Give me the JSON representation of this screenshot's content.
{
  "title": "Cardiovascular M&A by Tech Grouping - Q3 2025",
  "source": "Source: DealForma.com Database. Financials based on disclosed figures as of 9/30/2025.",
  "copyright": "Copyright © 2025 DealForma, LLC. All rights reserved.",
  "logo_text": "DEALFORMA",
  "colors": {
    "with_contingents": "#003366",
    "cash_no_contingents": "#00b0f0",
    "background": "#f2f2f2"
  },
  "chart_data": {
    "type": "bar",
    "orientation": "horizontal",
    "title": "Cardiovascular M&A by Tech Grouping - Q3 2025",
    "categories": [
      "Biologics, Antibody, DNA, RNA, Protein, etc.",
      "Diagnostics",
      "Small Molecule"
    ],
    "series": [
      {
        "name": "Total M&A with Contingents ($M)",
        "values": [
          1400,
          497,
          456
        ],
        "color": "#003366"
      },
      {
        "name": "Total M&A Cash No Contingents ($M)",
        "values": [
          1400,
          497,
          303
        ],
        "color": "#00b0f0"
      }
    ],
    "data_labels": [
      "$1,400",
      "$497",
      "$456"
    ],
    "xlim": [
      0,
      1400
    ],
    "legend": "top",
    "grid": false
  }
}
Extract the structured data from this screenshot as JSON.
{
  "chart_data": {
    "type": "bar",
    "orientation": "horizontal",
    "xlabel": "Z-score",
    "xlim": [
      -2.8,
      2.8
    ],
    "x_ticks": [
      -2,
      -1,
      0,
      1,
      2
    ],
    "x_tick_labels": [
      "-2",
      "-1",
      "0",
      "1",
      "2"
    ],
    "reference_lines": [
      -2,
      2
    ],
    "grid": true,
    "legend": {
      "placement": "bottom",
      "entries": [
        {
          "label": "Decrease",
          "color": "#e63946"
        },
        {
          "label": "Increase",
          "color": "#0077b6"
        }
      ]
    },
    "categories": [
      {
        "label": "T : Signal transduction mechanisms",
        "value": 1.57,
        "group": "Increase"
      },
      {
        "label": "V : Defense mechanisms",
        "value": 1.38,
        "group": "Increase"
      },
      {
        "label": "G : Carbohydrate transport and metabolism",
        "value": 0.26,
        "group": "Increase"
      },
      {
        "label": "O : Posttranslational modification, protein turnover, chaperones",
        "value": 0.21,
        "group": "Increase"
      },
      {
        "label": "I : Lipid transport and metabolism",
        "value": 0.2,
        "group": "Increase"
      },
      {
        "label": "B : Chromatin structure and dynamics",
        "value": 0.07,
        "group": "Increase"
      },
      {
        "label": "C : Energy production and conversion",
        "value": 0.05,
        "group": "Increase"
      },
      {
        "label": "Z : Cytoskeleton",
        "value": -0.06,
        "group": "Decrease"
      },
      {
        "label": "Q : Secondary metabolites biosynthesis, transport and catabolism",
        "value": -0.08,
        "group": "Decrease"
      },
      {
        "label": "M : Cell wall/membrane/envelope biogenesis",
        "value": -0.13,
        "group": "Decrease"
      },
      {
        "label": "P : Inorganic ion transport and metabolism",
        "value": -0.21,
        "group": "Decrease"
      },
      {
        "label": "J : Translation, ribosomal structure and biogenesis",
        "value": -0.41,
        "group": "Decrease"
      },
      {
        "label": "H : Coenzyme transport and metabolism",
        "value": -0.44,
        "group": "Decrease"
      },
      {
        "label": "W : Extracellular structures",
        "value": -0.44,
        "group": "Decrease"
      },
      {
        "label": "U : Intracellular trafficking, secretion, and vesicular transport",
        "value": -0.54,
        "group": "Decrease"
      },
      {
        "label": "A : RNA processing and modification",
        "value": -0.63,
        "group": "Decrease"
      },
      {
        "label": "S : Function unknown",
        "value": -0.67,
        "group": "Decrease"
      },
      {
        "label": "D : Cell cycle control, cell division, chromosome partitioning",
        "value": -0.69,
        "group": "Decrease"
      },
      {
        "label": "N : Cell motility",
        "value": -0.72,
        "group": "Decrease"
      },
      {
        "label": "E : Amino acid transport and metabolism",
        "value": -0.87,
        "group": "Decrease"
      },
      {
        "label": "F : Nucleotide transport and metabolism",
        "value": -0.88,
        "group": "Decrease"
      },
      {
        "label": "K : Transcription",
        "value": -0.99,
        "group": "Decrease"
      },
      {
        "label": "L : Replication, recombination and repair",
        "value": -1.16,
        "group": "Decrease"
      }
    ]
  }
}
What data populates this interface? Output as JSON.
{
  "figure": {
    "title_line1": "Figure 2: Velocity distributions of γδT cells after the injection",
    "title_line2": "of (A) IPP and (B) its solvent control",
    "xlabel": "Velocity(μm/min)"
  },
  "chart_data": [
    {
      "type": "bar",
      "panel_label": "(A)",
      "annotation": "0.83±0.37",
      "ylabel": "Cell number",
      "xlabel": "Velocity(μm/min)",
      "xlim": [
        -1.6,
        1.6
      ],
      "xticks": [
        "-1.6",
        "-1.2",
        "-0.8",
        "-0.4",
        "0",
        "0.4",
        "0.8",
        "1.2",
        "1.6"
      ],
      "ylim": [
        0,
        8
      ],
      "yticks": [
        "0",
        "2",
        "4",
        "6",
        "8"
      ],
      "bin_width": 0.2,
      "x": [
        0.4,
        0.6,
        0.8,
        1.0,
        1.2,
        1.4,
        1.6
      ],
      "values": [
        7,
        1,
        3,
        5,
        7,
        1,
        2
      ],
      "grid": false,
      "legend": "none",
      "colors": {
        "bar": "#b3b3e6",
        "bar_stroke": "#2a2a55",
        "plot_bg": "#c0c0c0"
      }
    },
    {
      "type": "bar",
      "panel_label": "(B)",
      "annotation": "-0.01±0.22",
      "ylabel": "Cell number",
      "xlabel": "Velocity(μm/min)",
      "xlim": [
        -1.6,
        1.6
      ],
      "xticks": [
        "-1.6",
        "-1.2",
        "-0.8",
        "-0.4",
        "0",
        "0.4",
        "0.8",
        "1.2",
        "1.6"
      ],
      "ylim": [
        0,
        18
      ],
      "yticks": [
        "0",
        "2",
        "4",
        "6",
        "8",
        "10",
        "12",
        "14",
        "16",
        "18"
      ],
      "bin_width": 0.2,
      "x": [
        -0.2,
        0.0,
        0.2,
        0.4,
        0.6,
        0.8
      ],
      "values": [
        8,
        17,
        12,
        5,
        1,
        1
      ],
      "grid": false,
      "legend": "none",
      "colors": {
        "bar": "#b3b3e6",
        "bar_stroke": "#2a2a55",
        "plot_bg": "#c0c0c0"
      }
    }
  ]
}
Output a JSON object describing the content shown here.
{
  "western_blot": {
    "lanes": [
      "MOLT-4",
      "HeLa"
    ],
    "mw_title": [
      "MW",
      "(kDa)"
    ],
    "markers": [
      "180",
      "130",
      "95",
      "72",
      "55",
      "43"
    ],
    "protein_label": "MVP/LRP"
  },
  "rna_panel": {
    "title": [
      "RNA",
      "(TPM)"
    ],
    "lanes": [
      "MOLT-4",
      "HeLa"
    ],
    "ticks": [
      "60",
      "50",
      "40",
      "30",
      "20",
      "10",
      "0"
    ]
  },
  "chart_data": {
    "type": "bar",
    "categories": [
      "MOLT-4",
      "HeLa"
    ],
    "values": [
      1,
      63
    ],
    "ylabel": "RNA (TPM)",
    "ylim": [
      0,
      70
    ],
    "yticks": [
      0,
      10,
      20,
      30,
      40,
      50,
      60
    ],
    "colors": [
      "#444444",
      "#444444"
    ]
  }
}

+ + + +

Your objective » Output each line of the entries exactly, so that nothing is lost.

Response to this exercise »
Give me the JSON representation of this screenshot's content.
{
  "title": "Cardiovascular M&A by Tech Grouping - Q3 2025",
  "source": "Source: DealForma.com Database. Financials based on disclosed figures as of 9/30/2025.",
  "copyright": "Copyright © 2025 DealForma, LLC. All rights reserved.",
  "logo_text": "DEALFORMA",
  "colors": {
    "with_contingents": "#003366",
    "cash_no_contingents": "#00b0f0",
    "background": "#f2f2f2"
  },
  "chart_data": {
    "type": "bar",
    "orientation": "horizontal",
    "title": "Cardiovascular M&A by Tech Grouping - Q3 2025",
    "categories": [
      "Biologics, Antibody, DNA, RNA, Protein, etc.",
      "Diagnostics",
      "Small Molecule"
    ],
    "series": [
      {
        "name": "Total M&A with Contingents ($M)",
        "values": [
          1400,
          497,
          456
        ],
        "color": "#003366"
      },
      {
        "name": "Total M&A Cash No Contingents ($M)",
        "values": [
          1400,
          497,
          303
        ],
        "color": "#00b0f0"
      }
    ],
    "data_labels": [
      "$1,400",
      "$497",
      "$456"
    ],
    "xlim": [
      0,
      1400
    ],
    "legend": "top",
    "grid": false
  }
}
Extract the structured data from this screenshot as JSON.
{
  "chart_data": {
    "type": "bar",
    "orientation": "horizontal",
    "xlabel": "Z-score",
    "xlim": [
      -2.8,
      2.8
    ],
    "x_ticks": [
      -2,
      -1,
      0,
      1,
      2
    ],
    "x_tick_labels": [
      "-2",
      "-1",
      "0",
      "1",
      "2"
    ],
    "reference_lines": [
      -2,
      2
    ],
    "grid": true,
    "legend": {
      "placement": "bottom",
      "entries": [
        {
          "label": "Decrease",
          "color": "#e63946"
        },
        {
          "label": "Increase",
          "color": "#0077b6"
        }
      ]
    },
    "categories": [
      {
        "label": "T : Signal transduction mechanisms",
        "value": 1.57,
        "group": "Increase"
      },
      {
        "label": "V : Defense mechanisms",
        "value": 1.38,
        "group": "Increase"
      },
      {
        "label": "G : Carbohydrate transport and metabolism",
        "value": 0.26,
        "group": "Increase"
      },
      {
        "label": "O : Posttranslational modification, protein turnover, chaperones",
        "value": 0.21,
        "group": "Increase"
      },
      {
        "label": "I : Lipid transport and metabolism",
        "value": 0.2,
        "group": "Increase"
      },
      {
        "label": "B : Chromatin structure and dynamics",
        "value": 0.07,
        "group": "Increase"
      },
      {
        "label": "C : Energy production and conversion",
        "value": 0.05,
        "group": "Increase"
      },
      {
        "label": "Z : Cytoskeleton",
        "value": -0.06,
        "group": "Decrease"
      },
      {
        "label": "Q : Secondary metabolites biosynthesis, transport and catabolism",
        "value": -0.08,
        "group": "Decrease"
      },
      {
        "label": "M : Cell wall/membrane/envelope biogenesis",
        "value": -0.13,
        "group": "Decrease"
      },
      {
        "label": "P : Inorganic ion transport and metabolism",
        "value": -0.21,
        "group": "Decrease"
      },
      {
        "label": "J : Translation, ribosomal structure and biogenesis",
        "value": -0.41,
        "group": "Decrease"
      },
      {
        "label": "H : Coenzyme transport and metabolism",
        "value": -0.44,
        "group": "Decrease"
      },
      {
        "label": "W : Extracellular structures",
        "value": -0.44,
        "group": "Decrease"
      },
      {
        "label": "U : Intracellular trafficking, secretion, and vesicular transport",
        "value": -0.54,
        "group": "Decrease"
      },
      {
        "label": "A : RNA processing and modification",
        "value": -0.63,
        "group": "Decrease"
      },
      {
        "label": "S : Function unknown",
        "value": -0.67,
        "group": "Decrease"
      },
      {
        "label": "D : Cell cycle control, cell division, chromosome partitioning",
        "value": -0.69,
        "group": "Decrease"
      },
      {
        "label": "N : Cell motility",
        "value": -0.72,
        "group": "Decrease"
      },
      {
        "label": "E : Amino acid transport and metabolism",
        "value": -0.87,
        "group": "Decrease"
      },
      {
        "label": "F : Nucleotide transport and metabolism",
        "value": -0.88,
        "group": "Decrease"
      },
      {
        "label": "K : Transcription",
        "value": -0.99,
        "group": "Decrease"
      },
      {
        "label": "L : Replication, recombination and repair",
        "value": -1.16,
        "group": "Decrease"
      }
    ]
  }
}
What data populates this interface? Output as JSON.
{
  "figure": {
    "title_line1": "Figure 2: Velocity distributions of γδT cells after the injection",
    "title_line2": "of (A) IPP and (B) its solvent control",
    "xlabel": "Velocity(μm/min)"
  },
  "chart_data": [
    {
      "type": "bar",
      "panel_label": "(A)",
      "annotation": "0.83±0.37",
      "ylabel": "Cell number",
      "xlabel": "Velocity(μm/min)",
      "xlim": [
        -1.6,
        1.6
      ],
      "xticks": [
        "-1.6",
        "-1.2",
        "-0.8",
        "-0.4",
        "0",
        "0.4",
        "0.8",
        "1.2",
        "1.6"
      ],
      "ylim": [
        0,
        8
      ],
      "yticks": [
        "0",
        "2",
        "4",
        "6",
        "8"
      ],
      "bin_width": 0.2,
      "x": [
        0.4,
        0.6,
        0.8,
        1.0,
        1.2,
        1.4,
        1.6
      ],
      "values": [
        7,
        1,
        3,
        5,
        7,
        1,
        2
      ],
      "grid": false,
      "legend": "none",
      "colors": {
        "bar": "#b3b3e6",
        "bar_stroke": "#2a2a55",
        "plot_bg": "#c0c0c0"
      }
    },
    {
      "type": "bar",
      "panel_label": "(B)",
      "annotation": "-0.01±0.22",
      "ylabel": "Cell number",
      "xlabel": "Velocity(μm/min)",
      "xlim": [
        -1.6,
        1.6
      ],
      "xticks": [
        "-1.6",
        "-1.2",
        "-0.8",
        "-0.4",
        "0",
        "0.4",
        "0.8",
        "1.2",
        "1.6"
      ],
      "ylim": [
        0,
        18
      ],
      "yticks": [
        "0",
        "2",
        "4",
        "6",
        "8",
        "10",
        "12",
        "14",
        "16",
        "18"
      ],
      "bin_width": 0.2,
      "x": [
        -0.2,
        0.0,
        0.2,
        0.4,
        0.6,
        0.8
      ],
      "values": [
        8,
        17,
        12,
        5,
        1,
        1
      ],
      "grid": false,
      "legend": "none",
      "colors": {
        "bar": "#b3b3e6",
        "bar_stroke": "#2a2a55",
        "plot_bg": "#c0c0c0"
      }
    }
  ]
}
Output a JSON object describing the content shown here.
{
  "western_blot": {
    "lanes": [
      "MOLT-4",
      "HeLa"
    ],
    "mw_title": [
      "MW",
      "(kDa)"
    ],
    "markers": [
      "180",
      "130",
      "95",
      "72",
      "55",
      "43"
    ],
    "protein_label": "MVP/LRP"
  },
  "rna_panel": {
    "title": [
      "RNA",
      "(TPM)"
    ],
    "lanes": [
      "MOLT-4",
      "HeLa"
    ],
    "ticks": [
      "60",
      "50",
      "40",
      "30",
      "20",
      "10",
      "0"
    ]
  },
  "chart_data": {
    "type": "bar",
    "categories": [
      "MOLT-4",
      "HeLa"
    ],
    "values": [
      1,
      63
    ],
    "ylabel": "RNA (TPM)",
    "ylim": [
      0,
      70
    ],
    "yticks": [
      0,
      10,
      20,
      30,
      40,
      50,
      60
    ],
    "colors": [
      "#444444",
      "#444444"
    ]
  }
}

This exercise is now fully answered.